***** DATA ENTRIES *****
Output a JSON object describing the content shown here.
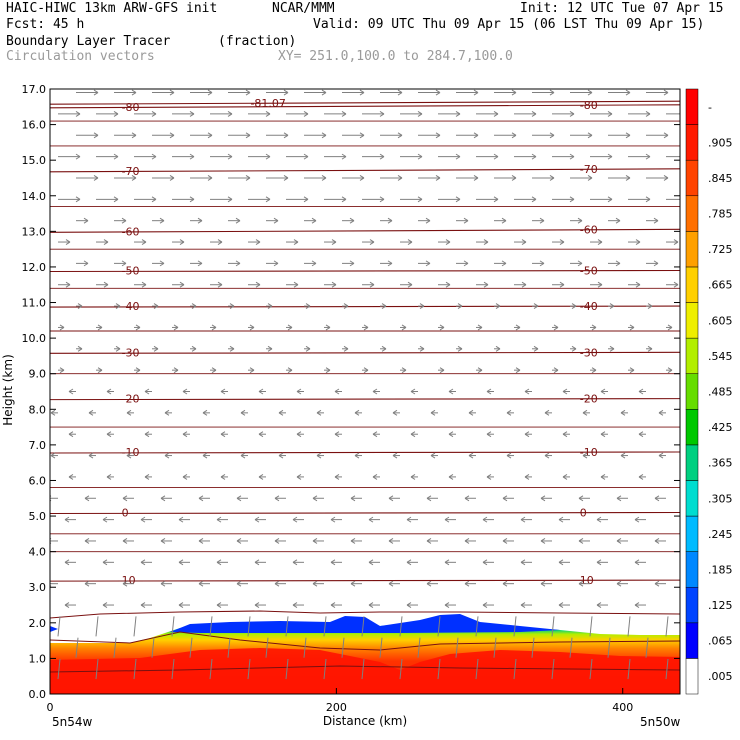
{
  "header": {
    "line1_left": "HAIC-HIWC 13km ARW-GFS init",
    "line1_mid": "NCAR/MMM",
    "line1_right": "Init: 12 UTC Tue 07 Apr 15",
    "line2_left": "Fcst:   45 h",
    "line2_right": "Valid: 09 UTC Thu 09 Apr 15 (06 LST Thu 09 Apr 15)",
    "line3_left": "Boundary Layer Tracer",
    "line3_mid": "(fraction)",
    "line4_left": "Circulation vectors",
    "line4_mid": "XY= 251.0,100.0 to 284.7,100.0"
  },
  "colors": {
    "contour": "#7a1010",
    "vector": "#808080",
    "tracer_high": "#ff1a00",
    "tracer_low": "#0022ff"
  },
  "chart_data": {
    "type": "heatmap",
    "title": "Boundary Layer Tracer",
    "units": "(fraction)",
    "overlay": "Circulation vectors",
    "xlabel": "Distance (km)",
    "ylabel": "Height (km)",
    "xlim": [
      0,
      440
    ],
    "ylim": [
      0,
      17
    ],
    "x_ticks": [
      "0",
      "200",
      "400"
    ],
    "y_ticks": [
      "0.0",
      "1.0",
      "2.0",
      "3.0",
      "4.0",
      "5.0",
      "6.0",
      "7.0",
      "8.0",
      "9.0",
      "10.0",
      "11.0",
      "12.0",
      "13.0",
      "14.0",
      "15.0",
      "16.0",
      "17.0"
    ],
    "left_endpoint": "5n54w",
    "right_endpoint": "5n50w",
    "colorbar": {
      "labels": [
        ".005",
        ".065",
        ".125",
        ".185",
        ".245",
        ".305",
        ".365",
        ".425",
        ".485",
        ".545",
        ".605",
        ".665",
        ".725",
        ".785",
        ".845",
        ".905",
        "-"
      ],
      "colors": [
        "#ffffff",
        "#0000ff",
        "#0044ff",
        "#0088ff",
        "#00bbff",
        "#00ddd0",
        "#00d080",
        "#00c800",
        "#66dd00",
        "#b2ee00",
        "#eeee00",
        "#ffd000",
        "#ffa000",
        "#ff7000",
        "#ff4400",
        "#ff1a00",
        "#ff0000"
      ]
    },
    "temperature_contours": [
      {
        "label": "10",
        "height": 3.2
      },
      {
        "label": "0",
        "height": 5.1
      },
      {
        "label": "-10",
        "height": 6.8
      },
      {
        "label": "-20",
        "height": 8.3
      },
      {
        "label": "-30",
        "height": 9.6
      },
      {
        "label": "-40",
        "height": 10.9
      },
      {
        "label": "-50",
        "height": 11.9
      },
      {
        "label": "-60",
        "height": 13.0
      },
      {
        "label": "-70",
        "height": 14.7
      },
      {
        "label": "-80",
        "height": 16.5
      },
      {
        "label": "-81.07",
        "height": 16.6
      }
    ]
  }
}
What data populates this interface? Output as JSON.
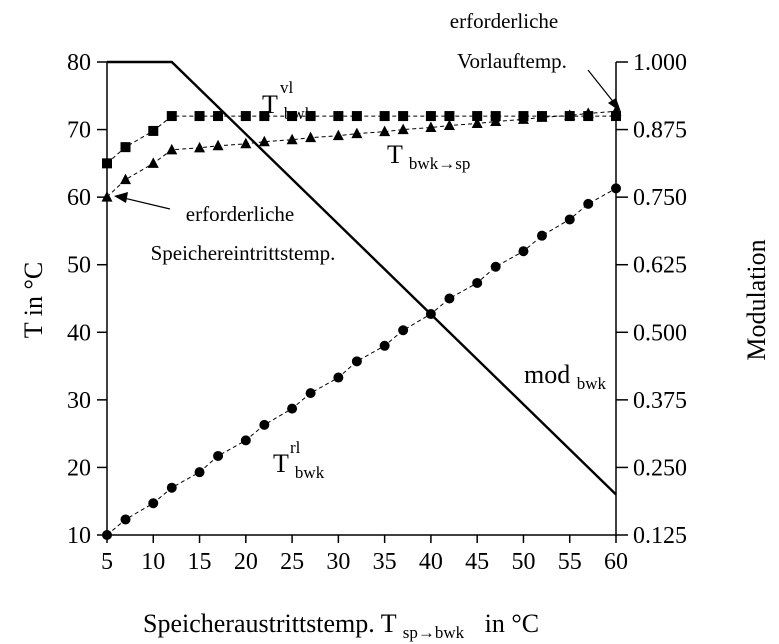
*****
## STATED GOAL
Reproduce the material word for word. Any pictures should be left out of the copy.

## CORRECT OUTPUT
Output a JSON object describing the content shown here.
{
  "header": {
    "line1_left": "HAIC-HIWC 13km ARW-GFS init",
    "line1_mid": "NCAR/MMM",
    "line1_right": "Init: 12 UTC Tue 07 Apr 15",
    "line2_left": "Fcst:   45 h",
    "line2_right": "Valid: 09 UTC Thu 09 Apr 15 (06 LST Thu 09 Apr 15)",
    "line3_left": "Boundary Layer Tracer",
    "line3_mid": "(fraction)",
    "line4_left": "Circulation vectors",
    "line4_mid": "XY= 251.0,100.0 to 284.7,100.0"
  },
  "colors": {
    "contour": "#7a1010",
    "vector": "#808080",
    "tracer_high": "#ff1a00",
    "tracer_low": "#0022ff"
  },
  "chart_data": {
    "type": "heatmap",
    "title": "Boundary Layer Tracer",
    "units": "(fraction)",
    "overlay": "Circulation vectors",
    "xlabel": "Distance (km)",
    "ylabel": "Height (km)",
    "xlim": [
      0,
      440
    ],
    "ylim": [
      0,
      17
    ],
    "x_ticks": [
      "0",
      "200",
      "400"
    ],
    "y_ticks": [
      "0.0",
      "1.0",
      "2.0",
      "3.0",
      "4.0",
      "5.0",
      "6.0",
      "7.0",
      "8.0",
      "9.0",
      "10.0",
      "11.0",
      "12.0",
      "13.0",
      "14.0",
      "15.0",
      "16.0",
      "17.0"
    ],
    "left_endpoint": "5n54w",
    "right_endpoint": "5n50w",
    "colorbar": {
      "labels": [
        ".005",
        ".065",
        ".125",
        ".185",
        ".245",
        ".305",
        ".365",
        ".425",
        ".485",
        ".545",
        ".605",
        ".665",
        ".725",
        ".785",
        ".845",
        ".905",
        "-"
      ],
      "colors": [
        "#ffffff",
        "#0000ff",
        "#0044ff",
        "#0088ff",
        "#00bbff",
        "#00ddd0",
        "#00d080",
        "#00c800",
        "#66dd00",
        "#b2ee00",
        "#eeee00",
        "#ffd000",
        "#ffa000",
        "#ff7000",
        "#ff4400",
        "#ff1a00",
        "#ff0000"
      ]
    },
    "temperature_contours": [
      {
        "label": "10",
        "height": 3.2
      },
      {
        "label": "0",
        "height": 5.1
      },
      {
        "label": "-10",
        "height": 6.8
      },
      {
        "label": "-20",
        "height": 8.3
      },
      {
        "label": "-30",
        "height": 9.6
      },
      {
        "label": "-40",
        "height": 10.9
      },
      {
        "label": "-50",
        "height": 11.9
      },
      {
        "label": "-60",
        "height": 13.0
      },
      {
        "label": "-70",
        "height": 14.7
      },
      {
        "label": "-80",
        "height": 16.5
      },
      {
        "label": "-81.07",
        "height": 16.6
      }
    ]
  }
}
What data populates this interface? Output as JSON.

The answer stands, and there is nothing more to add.